▶ Task instructions: Copy out the entries exactly, from the first line to the last.

▶ Figure dataset records:
========
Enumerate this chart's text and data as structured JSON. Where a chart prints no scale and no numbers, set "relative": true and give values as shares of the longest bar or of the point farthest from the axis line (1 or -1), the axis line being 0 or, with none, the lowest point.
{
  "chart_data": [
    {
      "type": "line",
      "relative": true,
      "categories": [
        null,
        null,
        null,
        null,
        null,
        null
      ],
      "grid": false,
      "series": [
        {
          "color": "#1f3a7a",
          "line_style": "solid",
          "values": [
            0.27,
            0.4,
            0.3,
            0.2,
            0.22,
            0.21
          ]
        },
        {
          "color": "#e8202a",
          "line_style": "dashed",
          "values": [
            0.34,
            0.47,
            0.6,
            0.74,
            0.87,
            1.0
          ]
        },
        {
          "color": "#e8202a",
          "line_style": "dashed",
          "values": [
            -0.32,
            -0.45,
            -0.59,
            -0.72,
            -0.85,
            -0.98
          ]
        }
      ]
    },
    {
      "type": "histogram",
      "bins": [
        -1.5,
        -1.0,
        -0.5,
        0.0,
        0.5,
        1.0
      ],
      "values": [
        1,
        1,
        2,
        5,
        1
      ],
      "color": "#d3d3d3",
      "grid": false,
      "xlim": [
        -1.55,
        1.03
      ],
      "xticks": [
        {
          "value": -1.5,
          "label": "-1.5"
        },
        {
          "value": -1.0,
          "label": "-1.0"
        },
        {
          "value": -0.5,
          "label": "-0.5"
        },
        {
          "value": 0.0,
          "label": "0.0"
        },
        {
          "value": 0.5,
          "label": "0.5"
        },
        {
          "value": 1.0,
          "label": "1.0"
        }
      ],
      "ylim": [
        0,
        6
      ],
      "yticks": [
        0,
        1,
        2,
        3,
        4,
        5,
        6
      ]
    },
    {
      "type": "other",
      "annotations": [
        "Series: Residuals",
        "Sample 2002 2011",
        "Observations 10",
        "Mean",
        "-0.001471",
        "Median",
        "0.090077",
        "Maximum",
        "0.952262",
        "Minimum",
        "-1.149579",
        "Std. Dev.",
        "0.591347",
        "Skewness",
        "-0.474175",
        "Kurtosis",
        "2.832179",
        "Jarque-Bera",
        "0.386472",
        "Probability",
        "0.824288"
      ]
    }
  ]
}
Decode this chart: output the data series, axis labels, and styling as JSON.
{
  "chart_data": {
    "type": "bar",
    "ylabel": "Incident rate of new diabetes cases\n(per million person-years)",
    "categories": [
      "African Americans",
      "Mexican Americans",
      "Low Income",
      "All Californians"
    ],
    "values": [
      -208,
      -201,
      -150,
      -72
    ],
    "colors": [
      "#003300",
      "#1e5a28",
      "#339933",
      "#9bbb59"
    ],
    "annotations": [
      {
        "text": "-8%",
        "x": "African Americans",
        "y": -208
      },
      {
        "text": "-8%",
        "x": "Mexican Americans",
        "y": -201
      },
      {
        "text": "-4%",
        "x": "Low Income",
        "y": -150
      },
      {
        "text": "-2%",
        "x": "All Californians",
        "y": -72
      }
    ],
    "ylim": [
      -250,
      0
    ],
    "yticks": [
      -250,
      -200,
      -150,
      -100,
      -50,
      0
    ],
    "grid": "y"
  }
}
========
▶ Solution to the problem:
Enumerate this chart's text and data as structured JSON. Where a chart prints no scale and no numbers, set "relative": true and give values as shares of the longest bar or of the point farthest from the axis line (1 or -1), the axis line being 0 or, with none, the lowest point.
{
  "chart_data": [
    {
      "type": "line",
      "relative": true,
      "categories": [
        null,
        null,
        null,
        null,
        null,
        null
      ],
      "grid": false,
      "series": [
        {
          "color": "#1f3a7a",
          "line_style": "solid",
          "values": [
            0.27,
            0.4,
            0.3,
            0.2,
            0.22,
            0.21
          ]
        },
        {
          "color": "#e8202a",
          "line_style": "dashed",
          "values": [
            0.34,
            0.47,
            0.6,
            0.74,
            0.87,
            1.0
          ]
        },
        {
          "color": "#e8202a",
          "line_style": "dashed",
          "values": [
            -0.32,
            -0.45,
            -0.59,
            -0.72,
            -0.85,
            -0.98
          ]
        }
      ]
    },
    {
      "type": "histogram",
      "bins": [
        -1.5,
        -1.0,
        -0.5,
        0.0,
        0.5,
        1.0
      ],
      "values": [
        1,
        1,
        2,
        5,
        1
      ],
      "color": "#d3d3d3",
      "grid": false,
      "xlim": [
        -1.55,
        1.03
      ],
      "xticks": [
        {
          "value": -1.5,
          "label": "-1.5"
        },
        {
          "value": -1.0,
          "label": "-1.0"
        },
        {
          "value": -0.5,
          "label": "-0.5"
        },
        {
          "value": 0.0,
          "label": "0.0"
        },
        {
          "value": 0.5,
          "label": "0.5"
        },
        {
          "value": 1.0,
          "label": "1.0"
        }
      ],
      "ylim": [
        0,
        6
      ],
      "yticks": [
        0,
        1,
        2,
        3,
        4,
        5,
        6
      ]
    },
    {
      "type": "other",
      "annotations": [
        "Series: Residuals",
        "Sample 2002 2011",
        "Observations 10",
        "Mean",
        "-0.001471",
        "Median",
        "0.090077",
        "Maximum",
        "0.952262",
        "Minimum",
        "-1.149579",
        "Std. Dev.",
        "0.591347",
        "Skewness",
        "-0.474175",
        "Kurtosis",
        "2.832179",
        "Jarque-Bera",
        "0.386472",
        "Probability",
        "0.824288"
      ]
    }
  ]
}
Decode this chart: output the data series, axis labels, and styling as JSON.
{
  "chart_data": {
    "type": "bar",
    "ylabel": "Incident rate of new diabetes cases\n(per million person-years)",
    "categories": [
      "African Americans",
      "Mexican Americans",
      "Low Income",
      "All Californians"
    ],
    "values": [
      -208,
      -201,
      -150,
      -72
    ],
    "colors": [
      "#003300",
      "#1e5a28",
      "#339933",
      "#9bbb59"
    ],
    "annotations": [
      {
        "text": "-8%",
        "x": "African Americans",
        "y": -208
      },
      {
        "text": "-8%",
        "x": "Mexican Americans",
        "y": -201
      },
      {
        "text": "-4%",
        "x": "Low Income",
        "y": -150
      },
      {
        "text": "-2%",
        "x": "All Californians",
        "y": -72
      }
    ],
    "ylim": [
      -250,
      0
    ],
    "yticks": [
      -250,
      -200,
      -150,
      -100,
      -50,
      0
    ],
    "grid": "y"
  }
}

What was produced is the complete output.